PROBLEM STATEMENT:
The entire listing is to be repeated verbatim.

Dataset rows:
((
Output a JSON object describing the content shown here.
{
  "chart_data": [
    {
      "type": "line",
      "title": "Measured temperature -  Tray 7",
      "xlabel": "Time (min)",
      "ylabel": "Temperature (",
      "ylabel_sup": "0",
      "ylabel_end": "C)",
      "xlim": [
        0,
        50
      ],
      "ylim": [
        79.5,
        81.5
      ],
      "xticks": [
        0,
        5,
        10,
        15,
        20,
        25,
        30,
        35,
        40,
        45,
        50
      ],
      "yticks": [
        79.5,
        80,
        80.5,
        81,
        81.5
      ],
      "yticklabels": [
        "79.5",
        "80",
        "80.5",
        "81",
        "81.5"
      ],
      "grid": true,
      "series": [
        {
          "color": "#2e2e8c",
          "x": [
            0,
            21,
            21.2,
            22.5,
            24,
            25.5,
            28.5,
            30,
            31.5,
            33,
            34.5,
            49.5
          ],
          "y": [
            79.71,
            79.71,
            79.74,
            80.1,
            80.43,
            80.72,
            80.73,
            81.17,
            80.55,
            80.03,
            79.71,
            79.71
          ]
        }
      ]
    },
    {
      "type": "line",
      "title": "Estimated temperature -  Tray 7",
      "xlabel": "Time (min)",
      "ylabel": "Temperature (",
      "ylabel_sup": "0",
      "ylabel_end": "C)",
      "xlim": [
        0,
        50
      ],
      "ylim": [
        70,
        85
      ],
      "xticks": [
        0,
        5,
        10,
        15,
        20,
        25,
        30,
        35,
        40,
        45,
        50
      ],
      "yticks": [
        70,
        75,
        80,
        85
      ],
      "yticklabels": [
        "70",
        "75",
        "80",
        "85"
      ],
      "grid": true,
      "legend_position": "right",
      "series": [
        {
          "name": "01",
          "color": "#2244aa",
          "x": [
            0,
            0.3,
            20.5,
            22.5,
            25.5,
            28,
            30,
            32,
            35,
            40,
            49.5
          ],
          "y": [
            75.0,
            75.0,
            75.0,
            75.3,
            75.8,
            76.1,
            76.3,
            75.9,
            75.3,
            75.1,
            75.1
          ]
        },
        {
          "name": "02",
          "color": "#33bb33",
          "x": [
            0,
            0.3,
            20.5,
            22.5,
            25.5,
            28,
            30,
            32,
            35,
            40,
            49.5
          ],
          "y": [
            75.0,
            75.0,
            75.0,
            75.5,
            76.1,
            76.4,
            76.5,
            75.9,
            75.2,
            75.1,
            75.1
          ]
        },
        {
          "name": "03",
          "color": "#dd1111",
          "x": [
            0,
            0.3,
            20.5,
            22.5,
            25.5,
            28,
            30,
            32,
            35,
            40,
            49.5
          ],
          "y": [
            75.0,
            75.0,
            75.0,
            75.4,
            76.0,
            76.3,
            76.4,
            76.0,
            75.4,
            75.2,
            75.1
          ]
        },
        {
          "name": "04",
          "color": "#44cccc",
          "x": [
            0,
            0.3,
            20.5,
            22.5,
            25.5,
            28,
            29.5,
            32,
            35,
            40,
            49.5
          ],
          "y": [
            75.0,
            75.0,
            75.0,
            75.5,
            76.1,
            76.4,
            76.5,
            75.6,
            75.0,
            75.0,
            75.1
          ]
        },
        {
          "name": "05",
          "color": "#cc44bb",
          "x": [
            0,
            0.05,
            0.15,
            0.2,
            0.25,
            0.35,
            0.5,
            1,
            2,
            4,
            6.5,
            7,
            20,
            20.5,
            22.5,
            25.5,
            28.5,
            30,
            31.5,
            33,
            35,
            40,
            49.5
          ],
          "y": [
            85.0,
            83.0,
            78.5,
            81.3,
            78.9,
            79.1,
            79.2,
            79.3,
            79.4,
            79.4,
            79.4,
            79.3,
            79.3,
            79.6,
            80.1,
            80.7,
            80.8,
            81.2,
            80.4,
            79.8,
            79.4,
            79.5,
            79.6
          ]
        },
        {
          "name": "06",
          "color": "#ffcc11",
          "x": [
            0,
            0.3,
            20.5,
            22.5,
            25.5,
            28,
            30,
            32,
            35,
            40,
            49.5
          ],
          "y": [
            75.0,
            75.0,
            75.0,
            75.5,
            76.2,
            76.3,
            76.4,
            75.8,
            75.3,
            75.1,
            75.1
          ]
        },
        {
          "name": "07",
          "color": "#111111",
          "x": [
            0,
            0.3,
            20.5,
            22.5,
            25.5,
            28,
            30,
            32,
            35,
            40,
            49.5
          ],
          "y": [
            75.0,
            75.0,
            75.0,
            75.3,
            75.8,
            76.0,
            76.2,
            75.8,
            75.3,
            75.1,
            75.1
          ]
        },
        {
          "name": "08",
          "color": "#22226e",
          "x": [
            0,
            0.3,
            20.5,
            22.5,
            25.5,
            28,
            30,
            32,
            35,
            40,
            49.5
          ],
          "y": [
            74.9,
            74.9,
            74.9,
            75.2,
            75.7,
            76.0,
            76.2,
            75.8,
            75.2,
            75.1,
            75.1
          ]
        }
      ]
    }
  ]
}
))
COMPLETED TASK:
Output a JSON object describing the content shown here.
{
  "chart_data": [
    {
      "type": "line",
      "title": "Measured temperature -  Tray 7",
      "xlabel": "Time (min)",
      "ylabel": "Temperature (",
      "ylabel_sup": "0",
      "ylabel_end": "C)",
      "xlim": [
        0,
        50
      ],
      "ylim": [
        79.5,
        81.5
      ],
      "xticks": [
        0,
        5,
        10,
        15,
        20,
        25,
        30,
        35,
        40,
        45,
        50
      ],
      "yticks": [
        79.5,
        80,
        80.5,
        81,
        81.5
      ],
      "yticklabels": [
        "79.5",
        "80",
        "80.5",
        "81",
        "81.5"
      ],
      "grid": true,
      "series": [
        {
          "color": "#2e2e8c",
          "x": [
            0,
            21,
            21.2,
            22.5,
            24,
            25.5,
            28.5,
            30,
            31.5,
            33,
            34.5,
            49.5
          ],
          "y": [
            79.71,
            79.71,
            79.74,
            80.1,
            80.43,
            80.72,
            80.73,
            81.17,
            80.55,
            80.03,
            79.71,
            79.71
          ]
        }
      ]
    },
    {
      "type": "line",
      "title": "Estimated temperature -  Tray 7",
      "xlabel": "Time (min)",
      "ylabel": "Temperature (",
      "ylabel_sup": "0",
      "ylabel_end": "C)",
      "xlim": [
        0,
        50
      ],
      "ylim": [
        70,
        85
      ],
      "xticks": [
        0,
        5,
        10,
        15,
        20,
        25,
        30,
        35,
        40,
        45,
        50
      ],
      "yticks": [
        70,
        75,
        80,
        85
      ],
      "yticklabels": [
        "70",
        "75",
        "80",
        "85"
      ],
      "grid": true,
      "legend_position": "right",
      "series": [
        {
          "name": "01",
          "color": "#2244aa",
          "x": [
            0,
            0.3,
            20.5,
            22.5,
            25.5,
            28,
            30,
            32,
            35,
            40,
            49.5
          ],
          "y": [
            75.0,
            75.0,
            75.0,
            75.3,
            75.8,
            76.1,
            76.3,
            75.9,
            75.3,
            75.1,
            75.1
          ]
        },
        {
          "name": "02",
          "color": "#33bb33",
          "x": [
            0,
            0.3,
            20.5,
            22.5,
            25.5,
            28,
            30,
            32,
            35,
            40,
            49.5
          ],
          "y": [
            75.0,
            75.0,
            75.0,
            75.5,
            76.1,
            76.4,
            76.5,
            75.9,
            75.2,
            75.1,
            75.1
          ]
        },
        {
          "name": "03",
          "color": "#dd1111",
          "x": [
            0,
            0.3,
            20.5,
            22.5,
            25.5,
            28,
            30,
            32,
            35,
            40,
            49.5
          ],
          "y": [
            75.0,
            75.0,
            75.0,
            75.4,
            76.0,
            76.3,
            76.4,
            76.0,
            75.4,
            75.2,
            75.1
          ]
        },
        {
          "name": "04",
          "color": "#44cccc",
          "x": [
            0,
            0.3,
            20.5,
            22.5,
            25.5,
            28,
            29.5,
            32,
            35,
            40,
            49.5
          ],
          "y": [
            75.0,
            75.0,
            75.0,
            75.5,
            76.1,
            76.4,
            76.5,
            75.6,
            75.0,
            75.0,
            75.1
          ]
        },
        {
          "name": "05",
          "color": "#cc44bb",
          "x": [
            0,
            0.05,
            0.15,
            0.2,
            0.25,
            0.35,
            0.5,
            1,
            2,
            4,
            6.5,
            7,
            20,
            20.5,
            22.5,
            25.5,
            28.5,
            30,
            31.5,
            33,
            35,
            40,
            49.5
          ],
          "y": [
            85.0,
            83.0,
            78.5,
            81.3,
            78.9,
            79.1,
            79.2,
            79.3,
            79.4,
            79.4,
            79.4,
            79.3,
            79.3,
            79.6,
            80.1,
            80.7,
            80.8,
            81.2,
            80.4,
            79.8,
            79.4,
            79.5,
            79.6
          ]
        },
        {
          "name": "06",
          "color": "#ffcc11",
          "x": [
            0,
            0.3,
            20.5,
            22.5,
            25.5,
            28,
            30,
            32,
            35,
            40,
            49.5
          ],
          "y": [
            75.0,
            75.0,
            75.0,
            75.5,
            76.2,
            76.3,
            76.4,
            75.8,
            75.3,
            75.1,
            75.1
          ]
        },
        {
          "name": "07",
          "color": "#111111",
          "x": [
            0,
            0.3,
            20.5,
            22.5,
            25.5,
            28,
            30,
            32,
            35,
            40,
            49.5
          ],
          "y": [
            75.0,
            75.0,
            75.0,
            75.3,
            75.8,
            76.0,
            76.2,
            75.8,
            75.3,
            75.1,
            75.1
          ]
        },
        {
          "name": "08",
          "color": "#22226e",
          "x": [
            0,
            0.3,
            20.5,
            22.5,
            25.5,
            28,
            30,
            32,
            35,
            40,
            49.5
          ],
          "y": [
            74.9,
            74.9,
            74.9,
            75.2,
            75.7,
            76.0,
            76.2,
            75.8,
            75.2,
            75.1,
            75.1
          ]
        }
      ]
    }
  ]
}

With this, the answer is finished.